# Work instructions
Copy out the records in full, word for word, without pictures.

(Collection entries)
* Start *
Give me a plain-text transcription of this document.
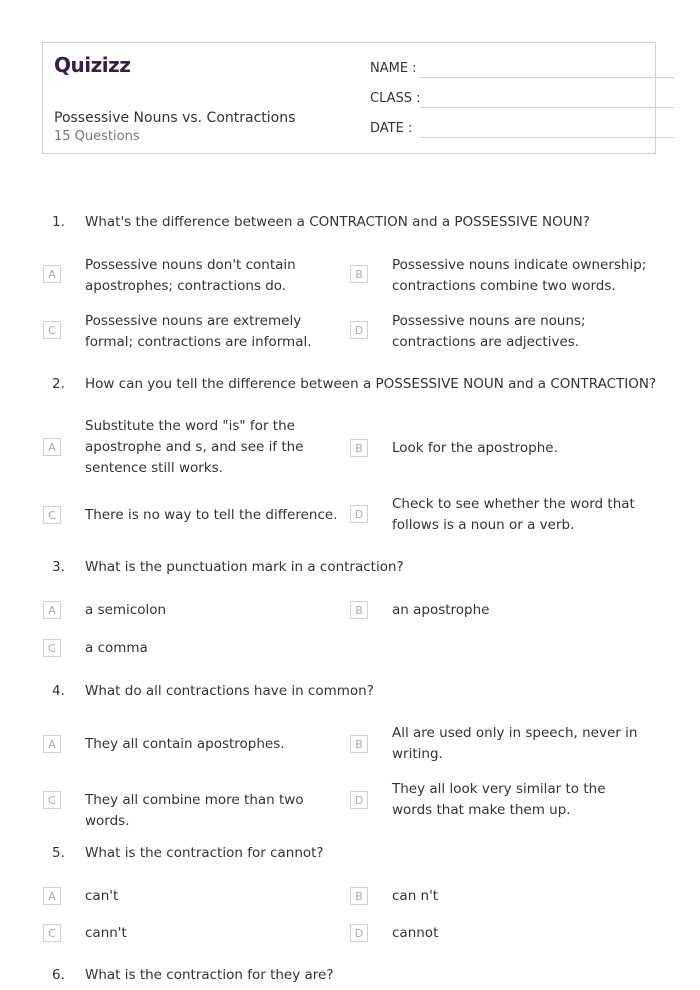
Quizizz
Possessive Nouns vs. Contractions
15 Questions
NAME :
CLASS :
DATE :
1.	What's the difference between a CONTRACTION and a POSSESSIVE NOUN?
A
Possessive nouns don't contain apostrophes; contractions do.
B
Possessive nouns indicate ownership; contractions combine two words.
C
Possessive nouns are extremely formal; contractions are informal.
D
Possessive nouns are nouns; contractions are adjectives.
2.	How can you tell the difference between a POSSESSIVE NOUN and a CONTRACTION?
A
Substitute the word "is" for the apostrophe and s, and see if the sentence still works.
B	Look for the apostrophe.
C	There is no way to tell the difference.	D
Check to see whether the word that follows is a noun or a verb.
3.	What is the punctuation mark in a contraction?
A	a semicolon	B	an apostrophe
C	a comma
4.	What do all contractions have in common?
A	They all contain apostrophes.	B
All are used only in speech, never in writing.
C	They all combine more than two words.
D
They all look very similar to the words that make them up.
5.	What is the contraction for cannot?
A	can't	B	can n't
C	cann't	D	cannot
6.	What is the contraction for they are?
* End *
# Result of the task
Give me a plain-text transcription of this document.
Quizizz
Possessive Nouns vs. Contractions
15 Questions
NAME :
CLASS :
DATE :
1.	What's the difference between a CONTRACTION and a POSSESSIVE NOUN?
A
Possessive nouns don't contain apostrophes; contractions do.
B
Possessive nouns indicate ownership; contractions combine two words.
C
Possessive nouns are extremely formal; contractions are informal.
D
Possessive nouns are nouns; contractions are adjectives.
2.	How can you tell the difference between a POSSESSIVE NOUN and a CONTRACTION?
A
Substitute the word "is" for the apostrophe and s, and see if the sentence still works.
B	Look for the apostrophe.
C	There is no way to tell the difference.	D
Check to see whether the word that follows is a noun or a verb.
3.	What is the punctuation mark in a contraction?
A	a semicolon	B	an apostrophe
C	a comma
4.	What do all contractions have in common?
A	They all contain apostrophes.	B
All are used only in speech, never in writing.
C	They all combine more than two words.
D
They all look very similar to the words that make them up.
5.	What is the contraction for cannot?
A	can't	B	can n't
C	cann't	D	cannot
6.	What is the contraction for they are?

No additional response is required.